Each line containing the word "address" should be found and copied.
---- EXTRACTED RECORDS
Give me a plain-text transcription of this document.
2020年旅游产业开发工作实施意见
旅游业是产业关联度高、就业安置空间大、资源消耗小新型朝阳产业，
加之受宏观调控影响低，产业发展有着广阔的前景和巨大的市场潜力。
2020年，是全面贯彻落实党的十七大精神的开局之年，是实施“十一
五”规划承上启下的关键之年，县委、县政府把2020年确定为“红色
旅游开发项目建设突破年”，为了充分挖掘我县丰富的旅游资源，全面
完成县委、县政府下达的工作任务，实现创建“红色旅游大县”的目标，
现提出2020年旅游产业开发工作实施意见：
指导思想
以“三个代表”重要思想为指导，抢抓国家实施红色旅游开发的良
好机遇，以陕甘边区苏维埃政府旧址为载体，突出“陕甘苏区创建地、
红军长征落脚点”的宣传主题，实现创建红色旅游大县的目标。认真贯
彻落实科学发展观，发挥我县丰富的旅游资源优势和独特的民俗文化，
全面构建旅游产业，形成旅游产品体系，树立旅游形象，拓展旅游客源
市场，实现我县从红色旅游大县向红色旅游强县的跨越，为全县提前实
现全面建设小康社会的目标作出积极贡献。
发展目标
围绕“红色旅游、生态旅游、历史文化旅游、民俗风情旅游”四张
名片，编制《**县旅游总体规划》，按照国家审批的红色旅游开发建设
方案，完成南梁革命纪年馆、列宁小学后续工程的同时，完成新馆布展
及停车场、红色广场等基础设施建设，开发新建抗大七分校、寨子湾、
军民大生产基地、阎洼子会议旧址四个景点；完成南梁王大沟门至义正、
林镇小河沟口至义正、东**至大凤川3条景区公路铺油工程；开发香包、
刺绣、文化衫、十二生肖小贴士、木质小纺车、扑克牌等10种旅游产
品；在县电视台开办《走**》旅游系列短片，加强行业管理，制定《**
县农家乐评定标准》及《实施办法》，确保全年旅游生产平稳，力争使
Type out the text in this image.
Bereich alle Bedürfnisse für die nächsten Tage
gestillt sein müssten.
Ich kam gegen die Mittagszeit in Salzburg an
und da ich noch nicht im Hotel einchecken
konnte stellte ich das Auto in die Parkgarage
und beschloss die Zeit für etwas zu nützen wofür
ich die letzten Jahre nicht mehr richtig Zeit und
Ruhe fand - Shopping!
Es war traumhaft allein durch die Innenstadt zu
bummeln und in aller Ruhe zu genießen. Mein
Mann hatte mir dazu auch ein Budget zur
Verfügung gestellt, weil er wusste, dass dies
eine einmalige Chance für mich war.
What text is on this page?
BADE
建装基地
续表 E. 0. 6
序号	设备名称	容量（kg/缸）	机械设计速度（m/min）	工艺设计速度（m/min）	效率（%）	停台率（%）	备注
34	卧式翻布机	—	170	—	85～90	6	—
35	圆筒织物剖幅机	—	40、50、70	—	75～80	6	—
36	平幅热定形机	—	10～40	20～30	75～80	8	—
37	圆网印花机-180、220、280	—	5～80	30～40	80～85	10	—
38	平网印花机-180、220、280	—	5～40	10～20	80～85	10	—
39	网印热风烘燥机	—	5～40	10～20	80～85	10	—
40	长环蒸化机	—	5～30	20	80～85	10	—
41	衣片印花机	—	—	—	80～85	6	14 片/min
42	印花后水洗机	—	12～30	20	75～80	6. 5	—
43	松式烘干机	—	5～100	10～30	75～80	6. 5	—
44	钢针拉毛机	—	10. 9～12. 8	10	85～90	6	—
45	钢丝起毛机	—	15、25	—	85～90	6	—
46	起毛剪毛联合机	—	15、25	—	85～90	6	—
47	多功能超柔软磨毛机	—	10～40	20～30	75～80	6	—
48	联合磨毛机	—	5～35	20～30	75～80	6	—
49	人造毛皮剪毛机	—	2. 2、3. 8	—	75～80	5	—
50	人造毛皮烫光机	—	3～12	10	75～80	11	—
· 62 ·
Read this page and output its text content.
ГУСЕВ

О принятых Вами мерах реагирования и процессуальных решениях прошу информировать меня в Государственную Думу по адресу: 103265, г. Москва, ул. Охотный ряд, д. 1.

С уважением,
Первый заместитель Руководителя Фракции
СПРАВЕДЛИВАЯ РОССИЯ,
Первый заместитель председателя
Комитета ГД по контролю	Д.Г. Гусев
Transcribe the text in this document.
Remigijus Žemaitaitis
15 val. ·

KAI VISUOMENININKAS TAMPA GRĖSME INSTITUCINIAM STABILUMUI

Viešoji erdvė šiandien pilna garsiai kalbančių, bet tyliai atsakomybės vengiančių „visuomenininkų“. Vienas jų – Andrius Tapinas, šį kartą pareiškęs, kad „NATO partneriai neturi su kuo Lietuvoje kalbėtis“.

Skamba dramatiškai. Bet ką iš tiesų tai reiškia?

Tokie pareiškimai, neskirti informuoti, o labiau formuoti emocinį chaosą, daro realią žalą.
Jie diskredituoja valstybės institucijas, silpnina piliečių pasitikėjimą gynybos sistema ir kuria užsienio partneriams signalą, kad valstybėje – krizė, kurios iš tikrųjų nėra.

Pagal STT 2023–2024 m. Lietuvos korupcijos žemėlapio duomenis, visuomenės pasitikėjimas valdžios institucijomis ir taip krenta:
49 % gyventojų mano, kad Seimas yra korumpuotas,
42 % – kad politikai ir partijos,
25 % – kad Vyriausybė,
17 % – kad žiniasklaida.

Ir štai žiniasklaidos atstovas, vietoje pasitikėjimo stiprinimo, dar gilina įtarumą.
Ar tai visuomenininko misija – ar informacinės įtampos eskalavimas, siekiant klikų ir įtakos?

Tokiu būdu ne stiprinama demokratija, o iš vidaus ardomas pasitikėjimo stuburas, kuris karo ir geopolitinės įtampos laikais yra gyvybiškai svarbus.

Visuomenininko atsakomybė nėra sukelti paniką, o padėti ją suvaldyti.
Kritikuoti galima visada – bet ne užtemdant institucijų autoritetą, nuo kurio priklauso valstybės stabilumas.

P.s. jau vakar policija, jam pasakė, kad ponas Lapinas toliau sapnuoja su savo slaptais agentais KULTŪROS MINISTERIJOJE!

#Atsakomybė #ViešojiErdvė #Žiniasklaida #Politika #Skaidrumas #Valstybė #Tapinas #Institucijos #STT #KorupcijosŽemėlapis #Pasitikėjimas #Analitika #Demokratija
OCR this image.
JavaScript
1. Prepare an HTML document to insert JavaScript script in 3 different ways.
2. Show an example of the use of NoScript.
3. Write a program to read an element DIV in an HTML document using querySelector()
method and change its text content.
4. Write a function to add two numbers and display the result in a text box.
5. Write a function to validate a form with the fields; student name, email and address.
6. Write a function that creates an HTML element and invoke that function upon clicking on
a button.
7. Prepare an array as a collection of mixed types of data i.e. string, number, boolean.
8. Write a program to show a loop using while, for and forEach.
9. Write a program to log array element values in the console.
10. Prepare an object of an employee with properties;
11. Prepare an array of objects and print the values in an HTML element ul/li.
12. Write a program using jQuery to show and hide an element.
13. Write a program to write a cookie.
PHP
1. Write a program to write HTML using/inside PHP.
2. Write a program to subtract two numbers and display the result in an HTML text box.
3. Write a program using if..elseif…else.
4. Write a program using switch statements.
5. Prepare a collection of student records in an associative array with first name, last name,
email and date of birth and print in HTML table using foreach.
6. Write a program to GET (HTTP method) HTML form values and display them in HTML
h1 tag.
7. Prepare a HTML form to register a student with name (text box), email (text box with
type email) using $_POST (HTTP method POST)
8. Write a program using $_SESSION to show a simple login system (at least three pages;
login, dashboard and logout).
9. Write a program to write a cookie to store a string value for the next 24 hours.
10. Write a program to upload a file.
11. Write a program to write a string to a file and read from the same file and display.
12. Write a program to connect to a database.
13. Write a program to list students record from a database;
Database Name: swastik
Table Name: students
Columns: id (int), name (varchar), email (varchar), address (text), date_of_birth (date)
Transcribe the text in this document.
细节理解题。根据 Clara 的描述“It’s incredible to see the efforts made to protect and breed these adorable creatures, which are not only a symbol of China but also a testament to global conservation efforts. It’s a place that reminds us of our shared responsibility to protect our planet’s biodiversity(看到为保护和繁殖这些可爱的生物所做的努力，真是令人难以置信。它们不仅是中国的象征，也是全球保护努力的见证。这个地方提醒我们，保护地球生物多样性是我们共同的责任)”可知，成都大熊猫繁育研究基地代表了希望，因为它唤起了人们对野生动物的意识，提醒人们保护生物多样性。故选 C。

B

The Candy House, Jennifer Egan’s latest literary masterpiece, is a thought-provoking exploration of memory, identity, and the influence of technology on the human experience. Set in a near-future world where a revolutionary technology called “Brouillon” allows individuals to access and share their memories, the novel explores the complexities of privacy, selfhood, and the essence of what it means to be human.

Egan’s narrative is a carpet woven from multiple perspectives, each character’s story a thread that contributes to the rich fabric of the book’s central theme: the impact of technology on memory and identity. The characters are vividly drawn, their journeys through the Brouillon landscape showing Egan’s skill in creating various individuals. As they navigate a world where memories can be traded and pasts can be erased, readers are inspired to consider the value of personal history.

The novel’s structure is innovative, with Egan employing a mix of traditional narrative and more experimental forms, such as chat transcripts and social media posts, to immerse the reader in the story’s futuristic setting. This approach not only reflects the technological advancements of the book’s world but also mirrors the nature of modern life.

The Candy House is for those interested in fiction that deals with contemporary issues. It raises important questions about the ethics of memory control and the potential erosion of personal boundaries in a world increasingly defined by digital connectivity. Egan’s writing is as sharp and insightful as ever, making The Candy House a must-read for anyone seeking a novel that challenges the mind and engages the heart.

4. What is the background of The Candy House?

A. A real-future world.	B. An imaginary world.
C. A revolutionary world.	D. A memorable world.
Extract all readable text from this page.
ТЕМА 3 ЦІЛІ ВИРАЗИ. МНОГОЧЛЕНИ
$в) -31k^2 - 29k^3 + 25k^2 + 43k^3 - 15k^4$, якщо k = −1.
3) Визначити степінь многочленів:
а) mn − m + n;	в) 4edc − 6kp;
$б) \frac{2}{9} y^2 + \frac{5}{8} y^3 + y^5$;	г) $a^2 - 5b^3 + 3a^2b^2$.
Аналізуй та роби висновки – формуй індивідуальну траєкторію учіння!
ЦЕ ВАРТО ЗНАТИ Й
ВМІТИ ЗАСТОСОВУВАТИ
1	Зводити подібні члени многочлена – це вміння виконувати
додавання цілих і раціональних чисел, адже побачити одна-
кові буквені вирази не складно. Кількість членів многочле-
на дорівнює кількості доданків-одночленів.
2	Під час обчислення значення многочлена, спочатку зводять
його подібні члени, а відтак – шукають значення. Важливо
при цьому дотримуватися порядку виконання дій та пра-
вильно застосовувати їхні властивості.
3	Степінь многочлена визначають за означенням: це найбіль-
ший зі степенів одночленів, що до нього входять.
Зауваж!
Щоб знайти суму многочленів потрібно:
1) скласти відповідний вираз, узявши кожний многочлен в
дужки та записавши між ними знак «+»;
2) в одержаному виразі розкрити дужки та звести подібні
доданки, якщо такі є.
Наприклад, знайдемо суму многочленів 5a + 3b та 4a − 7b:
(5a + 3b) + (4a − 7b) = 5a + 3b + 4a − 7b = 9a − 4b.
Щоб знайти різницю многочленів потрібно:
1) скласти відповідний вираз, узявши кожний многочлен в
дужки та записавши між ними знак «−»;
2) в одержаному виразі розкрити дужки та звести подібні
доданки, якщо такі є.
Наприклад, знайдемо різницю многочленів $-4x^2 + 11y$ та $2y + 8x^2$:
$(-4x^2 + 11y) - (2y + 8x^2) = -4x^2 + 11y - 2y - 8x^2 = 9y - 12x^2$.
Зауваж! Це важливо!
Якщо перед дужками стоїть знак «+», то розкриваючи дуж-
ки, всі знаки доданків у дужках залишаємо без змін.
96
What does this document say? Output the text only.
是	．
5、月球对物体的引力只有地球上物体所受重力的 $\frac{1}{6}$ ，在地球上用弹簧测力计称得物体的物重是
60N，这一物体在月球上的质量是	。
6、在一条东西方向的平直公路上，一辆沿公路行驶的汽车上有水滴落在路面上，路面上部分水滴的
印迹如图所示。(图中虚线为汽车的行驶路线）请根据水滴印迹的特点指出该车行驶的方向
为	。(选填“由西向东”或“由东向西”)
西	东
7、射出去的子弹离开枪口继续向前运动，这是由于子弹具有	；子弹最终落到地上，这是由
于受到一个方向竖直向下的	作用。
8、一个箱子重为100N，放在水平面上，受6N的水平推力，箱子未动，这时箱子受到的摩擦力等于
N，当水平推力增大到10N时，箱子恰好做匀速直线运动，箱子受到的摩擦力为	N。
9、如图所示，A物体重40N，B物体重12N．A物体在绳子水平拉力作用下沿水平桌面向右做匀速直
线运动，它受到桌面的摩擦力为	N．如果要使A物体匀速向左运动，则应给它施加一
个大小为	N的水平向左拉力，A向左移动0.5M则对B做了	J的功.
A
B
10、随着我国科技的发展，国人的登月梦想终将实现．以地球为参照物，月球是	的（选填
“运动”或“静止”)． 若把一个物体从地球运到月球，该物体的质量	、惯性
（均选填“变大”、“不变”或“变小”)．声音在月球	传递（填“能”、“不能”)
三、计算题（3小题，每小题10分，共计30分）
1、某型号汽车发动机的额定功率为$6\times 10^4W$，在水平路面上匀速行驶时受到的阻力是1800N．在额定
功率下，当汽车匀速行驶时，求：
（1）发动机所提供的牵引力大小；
--------
*EXPECTED ANSWER*:
5. Write a function to validate a form with the fields; student name, email and address.
Columns: id (int), name (varchar), email (varchar), address (text), date_of_birth (date)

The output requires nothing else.